== RECORDS SUPPLIED ==
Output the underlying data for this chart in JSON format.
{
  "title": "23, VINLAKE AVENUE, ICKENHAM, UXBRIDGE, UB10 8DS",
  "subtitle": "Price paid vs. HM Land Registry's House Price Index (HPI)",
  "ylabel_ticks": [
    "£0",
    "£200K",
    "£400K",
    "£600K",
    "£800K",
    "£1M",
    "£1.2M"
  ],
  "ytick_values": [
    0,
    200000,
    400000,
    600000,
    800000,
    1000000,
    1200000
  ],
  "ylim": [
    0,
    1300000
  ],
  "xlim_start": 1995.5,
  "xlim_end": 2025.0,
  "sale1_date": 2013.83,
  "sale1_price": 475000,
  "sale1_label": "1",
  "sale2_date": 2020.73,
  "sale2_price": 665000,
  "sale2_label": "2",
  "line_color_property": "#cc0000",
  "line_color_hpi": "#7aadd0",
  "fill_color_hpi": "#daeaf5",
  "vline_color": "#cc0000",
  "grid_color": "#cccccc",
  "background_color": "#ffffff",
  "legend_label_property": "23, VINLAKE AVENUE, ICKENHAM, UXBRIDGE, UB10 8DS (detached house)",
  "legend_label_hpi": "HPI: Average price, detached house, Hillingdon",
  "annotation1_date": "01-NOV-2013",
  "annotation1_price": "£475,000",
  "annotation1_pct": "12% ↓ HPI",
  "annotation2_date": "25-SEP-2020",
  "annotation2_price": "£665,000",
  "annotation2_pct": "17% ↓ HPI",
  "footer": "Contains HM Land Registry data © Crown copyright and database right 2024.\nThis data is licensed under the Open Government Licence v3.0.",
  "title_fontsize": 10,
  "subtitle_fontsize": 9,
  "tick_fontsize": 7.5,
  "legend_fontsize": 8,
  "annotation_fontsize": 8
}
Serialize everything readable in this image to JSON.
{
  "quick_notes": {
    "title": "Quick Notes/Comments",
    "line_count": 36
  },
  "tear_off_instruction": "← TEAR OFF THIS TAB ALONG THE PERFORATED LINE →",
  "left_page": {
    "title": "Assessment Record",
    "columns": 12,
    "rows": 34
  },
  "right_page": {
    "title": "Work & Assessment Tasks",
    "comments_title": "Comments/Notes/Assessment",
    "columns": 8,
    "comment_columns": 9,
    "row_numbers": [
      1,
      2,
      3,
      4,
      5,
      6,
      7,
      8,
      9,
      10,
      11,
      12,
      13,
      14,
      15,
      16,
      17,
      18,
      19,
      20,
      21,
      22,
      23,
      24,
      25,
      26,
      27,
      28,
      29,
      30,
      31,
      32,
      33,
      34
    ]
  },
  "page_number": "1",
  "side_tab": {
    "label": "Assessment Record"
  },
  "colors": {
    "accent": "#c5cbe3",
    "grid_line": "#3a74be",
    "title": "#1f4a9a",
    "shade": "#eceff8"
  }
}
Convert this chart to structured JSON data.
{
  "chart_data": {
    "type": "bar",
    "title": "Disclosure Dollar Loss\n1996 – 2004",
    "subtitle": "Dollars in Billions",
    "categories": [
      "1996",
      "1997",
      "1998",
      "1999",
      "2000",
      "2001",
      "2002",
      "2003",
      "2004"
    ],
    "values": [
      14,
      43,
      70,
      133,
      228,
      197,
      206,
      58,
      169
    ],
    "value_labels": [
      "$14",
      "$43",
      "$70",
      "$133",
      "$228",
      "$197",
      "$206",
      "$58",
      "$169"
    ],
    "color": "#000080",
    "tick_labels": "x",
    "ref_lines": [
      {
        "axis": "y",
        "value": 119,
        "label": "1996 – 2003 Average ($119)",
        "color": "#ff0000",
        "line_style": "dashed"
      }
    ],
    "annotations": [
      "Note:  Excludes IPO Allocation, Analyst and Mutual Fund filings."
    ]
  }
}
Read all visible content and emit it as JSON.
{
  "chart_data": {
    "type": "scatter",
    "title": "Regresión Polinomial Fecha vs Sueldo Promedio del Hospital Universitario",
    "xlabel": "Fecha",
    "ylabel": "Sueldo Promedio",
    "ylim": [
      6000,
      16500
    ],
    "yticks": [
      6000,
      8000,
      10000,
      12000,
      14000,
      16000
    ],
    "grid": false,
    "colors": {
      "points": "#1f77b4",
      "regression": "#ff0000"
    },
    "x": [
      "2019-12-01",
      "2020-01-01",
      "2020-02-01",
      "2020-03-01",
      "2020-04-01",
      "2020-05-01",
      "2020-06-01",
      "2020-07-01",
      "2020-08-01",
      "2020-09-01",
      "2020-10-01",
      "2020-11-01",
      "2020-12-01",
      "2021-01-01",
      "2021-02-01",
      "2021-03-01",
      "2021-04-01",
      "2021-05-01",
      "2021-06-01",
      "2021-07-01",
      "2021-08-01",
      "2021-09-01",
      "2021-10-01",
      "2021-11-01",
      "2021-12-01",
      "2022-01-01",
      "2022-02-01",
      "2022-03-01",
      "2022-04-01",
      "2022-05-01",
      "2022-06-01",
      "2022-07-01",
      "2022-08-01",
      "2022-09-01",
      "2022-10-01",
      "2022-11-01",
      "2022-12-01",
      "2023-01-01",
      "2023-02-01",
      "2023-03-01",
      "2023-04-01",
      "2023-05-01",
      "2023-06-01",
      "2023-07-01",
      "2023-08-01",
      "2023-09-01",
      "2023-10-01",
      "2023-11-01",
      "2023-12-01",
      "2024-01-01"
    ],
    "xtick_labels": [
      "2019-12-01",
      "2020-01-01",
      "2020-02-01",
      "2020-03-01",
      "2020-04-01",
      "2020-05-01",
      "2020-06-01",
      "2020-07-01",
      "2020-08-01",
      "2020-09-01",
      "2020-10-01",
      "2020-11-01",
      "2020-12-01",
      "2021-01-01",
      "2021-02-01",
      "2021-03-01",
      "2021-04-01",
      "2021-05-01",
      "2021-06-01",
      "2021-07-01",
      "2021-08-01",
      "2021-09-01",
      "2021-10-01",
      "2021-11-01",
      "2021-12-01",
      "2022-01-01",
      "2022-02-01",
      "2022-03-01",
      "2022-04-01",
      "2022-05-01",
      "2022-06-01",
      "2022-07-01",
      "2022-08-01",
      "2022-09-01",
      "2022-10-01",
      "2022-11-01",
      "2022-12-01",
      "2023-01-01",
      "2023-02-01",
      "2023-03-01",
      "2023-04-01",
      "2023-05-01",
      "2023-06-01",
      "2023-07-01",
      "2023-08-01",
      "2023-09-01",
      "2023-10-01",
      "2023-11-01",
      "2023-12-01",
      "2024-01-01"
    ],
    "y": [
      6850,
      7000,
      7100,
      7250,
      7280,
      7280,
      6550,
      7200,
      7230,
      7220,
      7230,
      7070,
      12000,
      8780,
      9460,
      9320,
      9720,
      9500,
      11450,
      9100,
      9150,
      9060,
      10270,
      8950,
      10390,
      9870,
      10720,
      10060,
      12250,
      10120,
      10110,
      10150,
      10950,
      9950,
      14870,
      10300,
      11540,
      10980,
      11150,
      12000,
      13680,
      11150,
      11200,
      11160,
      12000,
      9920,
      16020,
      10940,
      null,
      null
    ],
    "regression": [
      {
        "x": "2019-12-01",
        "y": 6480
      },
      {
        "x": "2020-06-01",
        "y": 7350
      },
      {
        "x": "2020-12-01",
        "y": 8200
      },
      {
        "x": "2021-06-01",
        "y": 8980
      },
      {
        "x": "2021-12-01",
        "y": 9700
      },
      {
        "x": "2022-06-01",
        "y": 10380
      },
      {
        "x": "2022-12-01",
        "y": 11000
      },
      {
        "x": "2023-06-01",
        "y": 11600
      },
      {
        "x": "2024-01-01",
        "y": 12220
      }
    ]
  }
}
===
Working from the entries above, return all lines that contain "UXBRIDGE".

  "title": "23, VINLAKE AVENUE, ICKENHAM, UXBRIDGE, UB10 8DS",
  "legend_label_property": "23, VINLAKE AVENUE, ICKENHAM, UXBRIDGE, UB10 8DS (detached house)",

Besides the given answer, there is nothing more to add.